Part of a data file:
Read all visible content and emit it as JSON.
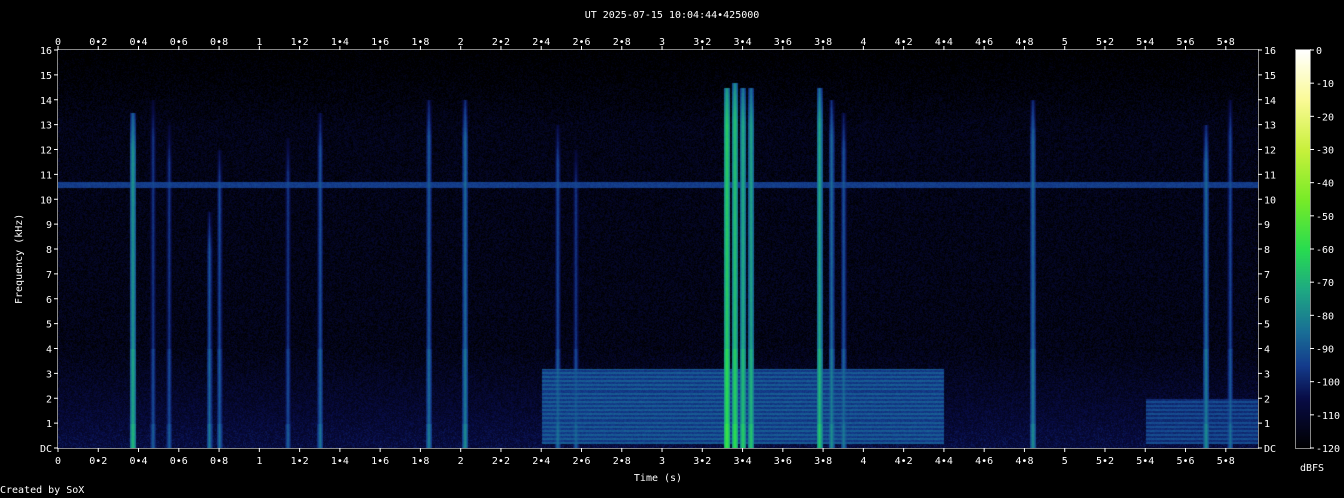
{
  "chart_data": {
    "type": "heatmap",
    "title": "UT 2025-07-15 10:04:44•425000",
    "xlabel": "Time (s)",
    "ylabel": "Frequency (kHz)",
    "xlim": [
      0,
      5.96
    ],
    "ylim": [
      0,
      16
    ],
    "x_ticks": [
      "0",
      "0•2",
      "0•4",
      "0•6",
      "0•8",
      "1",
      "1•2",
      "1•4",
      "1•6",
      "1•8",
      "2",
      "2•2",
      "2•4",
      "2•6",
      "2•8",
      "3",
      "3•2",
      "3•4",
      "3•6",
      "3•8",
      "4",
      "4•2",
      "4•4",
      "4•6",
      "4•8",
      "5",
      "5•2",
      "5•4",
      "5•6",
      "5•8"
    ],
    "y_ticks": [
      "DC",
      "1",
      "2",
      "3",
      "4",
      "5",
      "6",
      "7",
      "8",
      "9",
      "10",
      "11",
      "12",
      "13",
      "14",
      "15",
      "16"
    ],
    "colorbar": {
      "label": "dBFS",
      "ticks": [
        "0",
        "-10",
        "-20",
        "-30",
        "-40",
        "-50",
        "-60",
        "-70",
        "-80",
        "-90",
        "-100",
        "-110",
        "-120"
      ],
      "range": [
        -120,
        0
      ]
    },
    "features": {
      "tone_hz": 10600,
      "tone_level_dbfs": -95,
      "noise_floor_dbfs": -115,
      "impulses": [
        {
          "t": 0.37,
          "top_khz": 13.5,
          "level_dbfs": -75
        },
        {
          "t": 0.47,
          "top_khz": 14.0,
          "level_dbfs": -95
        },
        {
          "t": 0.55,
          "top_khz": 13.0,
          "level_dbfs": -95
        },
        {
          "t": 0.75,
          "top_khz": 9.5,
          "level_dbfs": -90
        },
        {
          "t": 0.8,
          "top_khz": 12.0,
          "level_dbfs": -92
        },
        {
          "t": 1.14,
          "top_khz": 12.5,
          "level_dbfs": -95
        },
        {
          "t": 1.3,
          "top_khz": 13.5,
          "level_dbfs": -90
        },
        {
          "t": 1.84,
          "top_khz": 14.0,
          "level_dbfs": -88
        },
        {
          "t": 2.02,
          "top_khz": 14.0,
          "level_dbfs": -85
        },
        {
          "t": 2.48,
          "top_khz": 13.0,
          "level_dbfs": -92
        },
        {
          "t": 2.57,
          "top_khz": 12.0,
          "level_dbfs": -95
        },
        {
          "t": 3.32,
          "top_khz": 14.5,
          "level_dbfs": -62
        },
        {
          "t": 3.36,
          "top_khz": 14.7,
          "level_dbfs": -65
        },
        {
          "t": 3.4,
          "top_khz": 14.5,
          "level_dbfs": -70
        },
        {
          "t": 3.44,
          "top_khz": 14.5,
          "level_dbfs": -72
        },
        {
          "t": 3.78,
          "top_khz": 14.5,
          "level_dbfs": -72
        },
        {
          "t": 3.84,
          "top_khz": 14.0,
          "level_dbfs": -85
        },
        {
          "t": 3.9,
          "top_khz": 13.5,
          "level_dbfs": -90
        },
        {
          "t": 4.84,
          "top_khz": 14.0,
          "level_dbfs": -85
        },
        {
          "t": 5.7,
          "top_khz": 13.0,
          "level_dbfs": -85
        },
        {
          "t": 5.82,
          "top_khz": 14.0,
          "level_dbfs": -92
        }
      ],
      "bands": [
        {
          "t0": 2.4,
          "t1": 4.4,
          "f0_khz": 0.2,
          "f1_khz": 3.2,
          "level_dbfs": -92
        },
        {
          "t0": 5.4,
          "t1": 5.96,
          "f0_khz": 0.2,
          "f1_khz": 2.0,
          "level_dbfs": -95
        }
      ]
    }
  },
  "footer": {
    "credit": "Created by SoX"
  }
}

## EXERCISE DETAILS
Leave the images out, please, and restate each line word for word.

## IN RESPONSE
Read all visible content and emit it as JSON.
{
  "chart_data": {
    "type": "heatmap",
    "title": "UT 2025-07-15 10:04:44•425000",
    "xlabel": "Time (s)",
    "ylabel": "Frequency (kHz)",
    "xlim": [
      0,
      5.96
    ],
    "ylim": [
      0,
      16
    ],
    "x_ticks": [
      "0",
      "0•2",
      "0•4",
      "0•6",
      "0•8",
      "1",
      "1•2",
      "1•4",
      "1•6",
      "1•8",
      "2",
      "2•2",
      "2•4",
      "2•6",
      "2•8",
      "3",
      "3•2",
      "3•4",
      "3•6",
      "3•8",
      "4",
      "4•2",
      "4•4",
      "4•6",
      "4•8",
      "5",
      "5•2",
      "5•4",
      "5•6",
      "5•8"
    ],
    "y_ticks": [
      "DC",
      "1",
      "2",
      "3",
      "4",
      "5",
      "6",
      "7",
      "8",
      "9",
      "10",
      "11",
      "12",
      "13",
      "14",
      "15",
      "16"
    ],
    "colorbar": {
      "label": "dBFS",
      "ticks": [
        "0",
        "-10",
        "-20",
        "-30",
        "-40",
        "-50",
        "-60",
        "-70",
        "-80",
        "-90",
        "-100",
        "-110",
        "-120"
      ],
      "range": [
        -120,
        0
      ]
    },
    "features": {
      "tone_hz": 10600,
      "tone_level_dbfs": -95,
      "noise_floor_dbfs": -115,
      "impulses": [
        {
          "t": 0.37,
          "top_khz": 13.5,
          "level_dbfs": -75
        },
        {
          "t": 0.47,
          "top_khz": 14.0,
          "level_dbfs": -95
        },
        {
          "t": 0.55,
          "top_khz": 13.0,
          "level_dbfs": -95
        },
        {
          "t": 0.75,
          "top_khz": 9.5,
          "level_dbfs": -90
        },
        {
          "t": 0.8,
          "top_khz": 12.0,
          "level_dbfs": -92
        },
        {
          "t": 1.14,
          "top_khz": 12.5,
          "level_dbfs": -95
        },
        {
          "t": 1.3,
          "top_khz": 13.5,
          "level_dbfs": -90
        },
        {
          "t": 1.84,
          "top_khz": 14.0,
          "level_dbfs": -88
        },
        {
          "t": 2.02,
          "top_khz": 14.0,
          "level_dbfs": -85
        },
        {
          "t": 2.48,
          "top_khz": 13.0,
          "level_dbfs": -92
        },
        {
          "t": 2.57,
          "top_khz": 12.0,
          "level_dbfs": -95
        },
        {
          "t": 3.32,
          "top_khz": 14.5,
          "level_dbfs": -62
        },
        {
          "t": 3.36,
          "top_khz": 14.7,
          "level_dbfs": -65
        },
        {
          "t": 3.4,
          "top_khz": 14.5,
          "level_dbfs": -70
        },
        {
          "t": 3.44,
          "top_khz": 14.5,
          "level_dbfs": -72
        },
        {
          "t": 3.78,
          "top_khz": 14.5,
          "level_dbfs": -72
        },
        {
          "t": 3.84,
          "top_khz": 14.0,
          "level_dbfs": -85
        },
        {
          "t": 3.9,
          "top_khz": 13.5,
          "level_dbfs": -90
        },
        {
          "t": 4.84,
          "top_khz": 14.0,
          "level_dbfs": -85
        },
        {
          "t": 5.7,
          "top_khz": 13.0,
          "level_dbfs": -85
        },
        {
          "t": 5.82,
          "top_khz": 14.0,
          "level_dbfs": -92
        }
      ],
      "bands": [
        {
          "t0": 2.4,
          "t1": 4.4,
          "f0_khz": 0.2,
          "f1_khz": 3.2,
          "level_dbfs": -92
        },
        {
          "t0": 5.4,
          "t1": 5.96,
          "f0_khz": 0.2,
          "f1_khz": 2.0,
          "level_dbfs": -95
        }
      ]
    }
  },
  "footer": {
    "credit": "Created by SoX"
  }
}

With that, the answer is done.